> TO BE DONE
Return the entries below verbatim, beginning with the very first line and stopping after the line that contains "823, 628, 834]", with both of those lines included.

> DATA FOR PROCESSING
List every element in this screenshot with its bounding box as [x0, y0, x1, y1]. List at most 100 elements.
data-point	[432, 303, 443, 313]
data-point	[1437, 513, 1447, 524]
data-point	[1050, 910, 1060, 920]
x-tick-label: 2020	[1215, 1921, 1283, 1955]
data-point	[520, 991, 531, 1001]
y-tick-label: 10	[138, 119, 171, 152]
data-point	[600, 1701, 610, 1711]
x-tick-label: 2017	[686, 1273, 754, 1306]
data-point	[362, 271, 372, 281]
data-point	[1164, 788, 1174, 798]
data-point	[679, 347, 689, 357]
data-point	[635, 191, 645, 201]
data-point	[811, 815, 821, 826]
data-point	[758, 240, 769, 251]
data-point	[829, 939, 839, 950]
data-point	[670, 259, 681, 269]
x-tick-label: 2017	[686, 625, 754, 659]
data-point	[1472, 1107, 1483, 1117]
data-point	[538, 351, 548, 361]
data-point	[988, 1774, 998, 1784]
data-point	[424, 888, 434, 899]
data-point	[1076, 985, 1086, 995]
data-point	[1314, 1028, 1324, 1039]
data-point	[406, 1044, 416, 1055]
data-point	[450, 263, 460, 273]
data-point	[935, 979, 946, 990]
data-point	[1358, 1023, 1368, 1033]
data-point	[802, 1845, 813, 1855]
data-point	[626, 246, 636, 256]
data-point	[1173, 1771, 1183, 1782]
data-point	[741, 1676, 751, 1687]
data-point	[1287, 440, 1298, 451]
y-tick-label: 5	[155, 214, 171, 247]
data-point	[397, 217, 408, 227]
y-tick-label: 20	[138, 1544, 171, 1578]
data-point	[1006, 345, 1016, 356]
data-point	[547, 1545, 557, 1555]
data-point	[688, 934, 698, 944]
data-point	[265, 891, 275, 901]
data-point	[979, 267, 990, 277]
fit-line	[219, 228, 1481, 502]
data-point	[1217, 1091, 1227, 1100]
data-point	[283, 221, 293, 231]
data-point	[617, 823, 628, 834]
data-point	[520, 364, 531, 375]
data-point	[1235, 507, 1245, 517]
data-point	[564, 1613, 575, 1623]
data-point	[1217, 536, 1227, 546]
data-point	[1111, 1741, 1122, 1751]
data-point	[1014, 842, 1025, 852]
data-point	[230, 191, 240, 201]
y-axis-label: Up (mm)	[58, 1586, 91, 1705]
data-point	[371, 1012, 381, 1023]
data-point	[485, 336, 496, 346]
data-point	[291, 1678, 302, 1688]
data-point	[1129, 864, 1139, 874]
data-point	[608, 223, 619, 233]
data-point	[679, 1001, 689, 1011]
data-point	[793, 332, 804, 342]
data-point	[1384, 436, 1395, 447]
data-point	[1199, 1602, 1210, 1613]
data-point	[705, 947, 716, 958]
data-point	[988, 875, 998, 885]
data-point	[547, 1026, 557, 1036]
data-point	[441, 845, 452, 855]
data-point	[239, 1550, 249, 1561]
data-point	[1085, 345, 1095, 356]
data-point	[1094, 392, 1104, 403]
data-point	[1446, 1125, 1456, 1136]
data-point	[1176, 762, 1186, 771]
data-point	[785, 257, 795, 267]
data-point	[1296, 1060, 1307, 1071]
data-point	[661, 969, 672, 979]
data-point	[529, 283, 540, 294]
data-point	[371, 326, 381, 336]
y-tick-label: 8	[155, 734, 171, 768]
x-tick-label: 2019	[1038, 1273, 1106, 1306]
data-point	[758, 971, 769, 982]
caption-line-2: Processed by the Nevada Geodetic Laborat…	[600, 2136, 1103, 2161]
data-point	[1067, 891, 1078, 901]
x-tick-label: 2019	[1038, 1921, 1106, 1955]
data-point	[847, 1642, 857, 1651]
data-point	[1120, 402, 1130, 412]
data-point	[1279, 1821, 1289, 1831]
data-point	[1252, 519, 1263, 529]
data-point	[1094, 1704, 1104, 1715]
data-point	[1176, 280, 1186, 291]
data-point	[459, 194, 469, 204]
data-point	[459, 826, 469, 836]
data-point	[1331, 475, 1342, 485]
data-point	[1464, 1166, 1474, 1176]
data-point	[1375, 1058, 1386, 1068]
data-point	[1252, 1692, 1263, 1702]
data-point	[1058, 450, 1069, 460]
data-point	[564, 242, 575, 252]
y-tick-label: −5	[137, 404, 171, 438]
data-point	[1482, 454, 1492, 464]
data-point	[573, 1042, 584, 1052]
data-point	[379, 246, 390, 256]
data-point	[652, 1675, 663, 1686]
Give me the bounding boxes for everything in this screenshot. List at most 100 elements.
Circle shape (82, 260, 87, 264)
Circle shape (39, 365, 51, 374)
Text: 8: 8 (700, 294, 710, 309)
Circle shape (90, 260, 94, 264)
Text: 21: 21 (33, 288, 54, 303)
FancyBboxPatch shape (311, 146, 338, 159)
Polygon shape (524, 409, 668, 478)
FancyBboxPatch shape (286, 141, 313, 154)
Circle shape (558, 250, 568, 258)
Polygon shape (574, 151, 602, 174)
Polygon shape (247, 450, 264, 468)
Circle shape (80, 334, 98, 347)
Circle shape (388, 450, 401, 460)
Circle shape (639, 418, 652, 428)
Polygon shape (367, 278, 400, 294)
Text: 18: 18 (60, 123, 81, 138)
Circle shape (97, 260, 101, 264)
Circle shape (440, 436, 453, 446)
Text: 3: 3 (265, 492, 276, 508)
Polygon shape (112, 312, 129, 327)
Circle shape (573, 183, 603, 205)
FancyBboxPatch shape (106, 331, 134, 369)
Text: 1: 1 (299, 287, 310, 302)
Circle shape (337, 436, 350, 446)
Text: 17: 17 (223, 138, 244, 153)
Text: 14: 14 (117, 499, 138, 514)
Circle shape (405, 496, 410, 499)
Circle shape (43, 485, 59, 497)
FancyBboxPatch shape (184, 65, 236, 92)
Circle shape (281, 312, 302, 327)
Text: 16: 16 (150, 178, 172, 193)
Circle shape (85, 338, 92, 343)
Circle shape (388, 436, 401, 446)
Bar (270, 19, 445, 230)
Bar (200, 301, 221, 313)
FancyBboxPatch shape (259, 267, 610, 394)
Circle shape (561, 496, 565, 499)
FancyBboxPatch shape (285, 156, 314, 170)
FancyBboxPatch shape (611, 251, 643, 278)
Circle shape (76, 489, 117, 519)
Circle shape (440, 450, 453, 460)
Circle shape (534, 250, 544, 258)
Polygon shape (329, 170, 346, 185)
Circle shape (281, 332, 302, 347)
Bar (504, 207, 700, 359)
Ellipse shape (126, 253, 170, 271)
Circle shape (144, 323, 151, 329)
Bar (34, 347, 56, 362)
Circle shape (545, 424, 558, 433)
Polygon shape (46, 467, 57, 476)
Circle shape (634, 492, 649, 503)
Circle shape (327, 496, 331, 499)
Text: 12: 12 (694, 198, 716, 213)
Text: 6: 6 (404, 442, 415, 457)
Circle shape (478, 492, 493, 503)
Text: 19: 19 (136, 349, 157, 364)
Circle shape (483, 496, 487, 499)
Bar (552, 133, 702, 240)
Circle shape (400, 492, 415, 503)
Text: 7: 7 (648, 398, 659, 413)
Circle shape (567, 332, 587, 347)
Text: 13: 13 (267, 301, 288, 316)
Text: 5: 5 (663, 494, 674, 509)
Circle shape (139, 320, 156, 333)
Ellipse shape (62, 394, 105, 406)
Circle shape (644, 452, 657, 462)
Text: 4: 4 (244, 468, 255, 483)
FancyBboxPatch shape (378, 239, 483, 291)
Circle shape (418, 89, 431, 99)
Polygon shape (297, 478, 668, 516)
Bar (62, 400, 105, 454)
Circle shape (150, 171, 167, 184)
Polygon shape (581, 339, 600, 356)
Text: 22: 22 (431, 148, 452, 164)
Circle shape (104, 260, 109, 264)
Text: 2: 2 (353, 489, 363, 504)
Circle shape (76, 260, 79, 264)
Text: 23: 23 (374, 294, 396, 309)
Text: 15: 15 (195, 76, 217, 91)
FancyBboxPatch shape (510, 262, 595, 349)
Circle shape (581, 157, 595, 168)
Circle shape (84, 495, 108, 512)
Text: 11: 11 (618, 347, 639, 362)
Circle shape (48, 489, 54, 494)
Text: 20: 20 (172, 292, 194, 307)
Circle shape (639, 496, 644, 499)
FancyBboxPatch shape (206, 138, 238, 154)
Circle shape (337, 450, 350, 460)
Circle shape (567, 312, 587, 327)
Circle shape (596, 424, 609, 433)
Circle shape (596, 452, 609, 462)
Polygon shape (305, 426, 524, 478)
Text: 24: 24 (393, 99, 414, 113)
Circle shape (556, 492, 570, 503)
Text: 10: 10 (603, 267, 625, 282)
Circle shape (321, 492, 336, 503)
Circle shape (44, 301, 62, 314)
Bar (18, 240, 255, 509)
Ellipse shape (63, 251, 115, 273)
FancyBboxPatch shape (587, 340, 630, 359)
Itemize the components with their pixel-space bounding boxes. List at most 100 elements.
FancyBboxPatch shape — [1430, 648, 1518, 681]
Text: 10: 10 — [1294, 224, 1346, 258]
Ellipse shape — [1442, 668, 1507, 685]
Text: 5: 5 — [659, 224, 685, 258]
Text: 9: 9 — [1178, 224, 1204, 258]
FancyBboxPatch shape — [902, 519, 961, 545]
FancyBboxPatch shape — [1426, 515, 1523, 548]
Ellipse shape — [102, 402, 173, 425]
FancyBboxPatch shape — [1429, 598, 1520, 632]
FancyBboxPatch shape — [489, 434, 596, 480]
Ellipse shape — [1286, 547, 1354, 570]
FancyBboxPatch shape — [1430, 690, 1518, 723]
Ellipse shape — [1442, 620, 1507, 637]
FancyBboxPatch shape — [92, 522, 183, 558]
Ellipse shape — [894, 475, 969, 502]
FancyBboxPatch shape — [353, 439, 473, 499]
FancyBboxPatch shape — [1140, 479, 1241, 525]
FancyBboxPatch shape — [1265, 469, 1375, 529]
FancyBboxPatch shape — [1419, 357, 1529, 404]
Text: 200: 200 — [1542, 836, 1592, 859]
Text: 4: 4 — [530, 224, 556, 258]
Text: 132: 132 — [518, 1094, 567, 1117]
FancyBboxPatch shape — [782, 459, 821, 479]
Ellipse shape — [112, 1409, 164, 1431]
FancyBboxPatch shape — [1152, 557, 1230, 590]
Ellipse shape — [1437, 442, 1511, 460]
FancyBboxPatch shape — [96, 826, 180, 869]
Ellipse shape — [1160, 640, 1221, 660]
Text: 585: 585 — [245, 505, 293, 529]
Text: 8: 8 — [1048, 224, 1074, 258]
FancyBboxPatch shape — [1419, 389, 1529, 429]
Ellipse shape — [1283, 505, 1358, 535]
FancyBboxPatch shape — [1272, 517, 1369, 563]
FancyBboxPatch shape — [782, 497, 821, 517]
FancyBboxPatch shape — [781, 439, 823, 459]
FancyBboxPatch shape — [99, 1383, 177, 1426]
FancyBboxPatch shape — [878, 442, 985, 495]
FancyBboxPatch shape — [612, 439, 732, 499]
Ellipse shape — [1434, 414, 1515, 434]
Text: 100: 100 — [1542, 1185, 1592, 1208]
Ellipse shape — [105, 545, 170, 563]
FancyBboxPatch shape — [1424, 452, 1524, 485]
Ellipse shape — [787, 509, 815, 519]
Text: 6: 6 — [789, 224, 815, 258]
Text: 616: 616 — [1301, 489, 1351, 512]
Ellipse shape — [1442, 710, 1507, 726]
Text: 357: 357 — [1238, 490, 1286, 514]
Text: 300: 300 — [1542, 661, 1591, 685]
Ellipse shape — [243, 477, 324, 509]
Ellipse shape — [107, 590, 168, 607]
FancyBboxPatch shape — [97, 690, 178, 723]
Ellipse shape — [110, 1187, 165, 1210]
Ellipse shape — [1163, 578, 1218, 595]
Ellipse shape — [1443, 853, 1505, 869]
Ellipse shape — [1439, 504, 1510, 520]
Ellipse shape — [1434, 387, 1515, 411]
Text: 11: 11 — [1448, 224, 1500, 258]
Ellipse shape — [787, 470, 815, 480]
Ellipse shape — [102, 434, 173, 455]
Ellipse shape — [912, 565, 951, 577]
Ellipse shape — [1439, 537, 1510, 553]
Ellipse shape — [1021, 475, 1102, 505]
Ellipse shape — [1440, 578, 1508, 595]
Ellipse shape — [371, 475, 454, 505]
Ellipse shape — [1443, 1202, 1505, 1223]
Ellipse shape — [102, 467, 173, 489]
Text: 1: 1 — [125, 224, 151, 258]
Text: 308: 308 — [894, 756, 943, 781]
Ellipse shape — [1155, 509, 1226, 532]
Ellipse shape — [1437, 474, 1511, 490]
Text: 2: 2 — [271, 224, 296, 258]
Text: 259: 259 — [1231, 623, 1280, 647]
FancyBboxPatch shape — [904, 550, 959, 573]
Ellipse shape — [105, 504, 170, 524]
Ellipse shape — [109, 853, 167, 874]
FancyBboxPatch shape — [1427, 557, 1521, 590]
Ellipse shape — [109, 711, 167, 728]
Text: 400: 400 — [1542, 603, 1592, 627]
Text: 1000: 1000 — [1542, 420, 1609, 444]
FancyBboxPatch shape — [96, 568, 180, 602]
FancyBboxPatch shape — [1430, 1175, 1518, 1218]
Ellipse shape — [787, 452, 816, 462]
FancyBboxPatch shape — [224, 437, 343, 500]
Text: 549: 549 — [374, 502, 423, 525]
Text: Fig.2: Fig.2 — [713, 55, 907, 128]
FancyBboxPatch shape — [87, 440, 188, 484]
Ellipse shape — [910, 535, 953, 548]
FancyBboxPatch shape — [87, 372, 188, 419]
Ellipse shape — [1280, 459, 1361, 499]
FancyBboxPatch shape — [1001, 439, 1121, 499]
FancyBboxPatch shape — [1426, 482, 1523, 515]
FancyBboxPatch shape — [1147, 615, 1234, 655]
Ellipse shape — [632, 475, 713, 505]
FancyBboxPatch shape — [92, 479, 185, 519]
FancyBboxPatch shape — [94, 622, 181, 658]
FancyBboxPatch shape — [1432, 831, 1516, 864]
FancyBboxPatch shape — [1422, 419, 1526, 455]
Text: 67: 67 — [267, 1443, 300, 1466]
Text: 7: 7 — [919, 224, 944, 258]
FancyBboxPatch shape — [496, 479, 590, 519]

> SOLUTION
List every element in this screenshot with its bounding box as [x0, y0, x1, y1]. List at most 100 elements.
data-point	[432, 303, 443, 313]
data-point	[1437, 513, 1447, 524]
data-point	[1050, 910, 1060, 920]
x-tick-label: 2020	[1215, 1921, 1283, 1955]
data-point	[520, 991, 531, 1001]
y-tick-label: 10	[138, 119, 171, 152]
data-point	[600, 1701, 610, 1711]
x-tick-label: 2017	[686, 1273, 754, 1306]
data-point	[362, 271, 372, 281]
data-point	[1164, 788, 1174, 798]
data-point	[679, 347, 689, 357]
data-point	[635, 191, 645, 201]
data-point	[811, 815, 821, 826]
data-point	[758, 240, 769, 251]
data-point	[829, 939, 839, 950]
data-point	[670, 259, 681, 269]
x-tick-label: 2017	[686, 625, 754, 659]
data-point	[1472, 1107, 1483, 1117]
data-point	[538, 351, 548, 361]
data-point	[988, 1774, 998, 1784]
data-point	[424, 888, 434, 899]
data-point	[1076, 985, 1086, 995]
data-point	[1314, 1028, 1324, 1039]
data-point	[406, 1044, 416, 1055]
data-point	[450, 263, 460, 273]
data-point	[935, 979, 946, 990]
data-point	[1358, 1023, 1368, 1033]
data-point	[802, 1845, 813, 1855]
data-point	[626, 246, 636, 256]
data-point	[1173, 1771, 1183, 1782]
data-point	[741, 1676, 751, 1687]
data-point	[1287, 440, 1298, 451]
y-tick-label: 5	[155, 214, 171, 247]
data-point	[397, 217, 408, 227]
y-tick-label: 20	[138, 1544, 171, 1578]
data-point	[1006, 345, 1016, 356]
data-point	[547, 1545, 557, 1555]
data-point	[688, 934, 698, 944]
data-point	[265, 891, 275, 901]
data-point	[979, 267, 990, 277]
fit-line	[219, 228, 1481, 502]
data-point	[1217, 1091, 1227, 1100]
data-point	[283, 221, 293, 231]
data-point	[617, 823, 628, 834]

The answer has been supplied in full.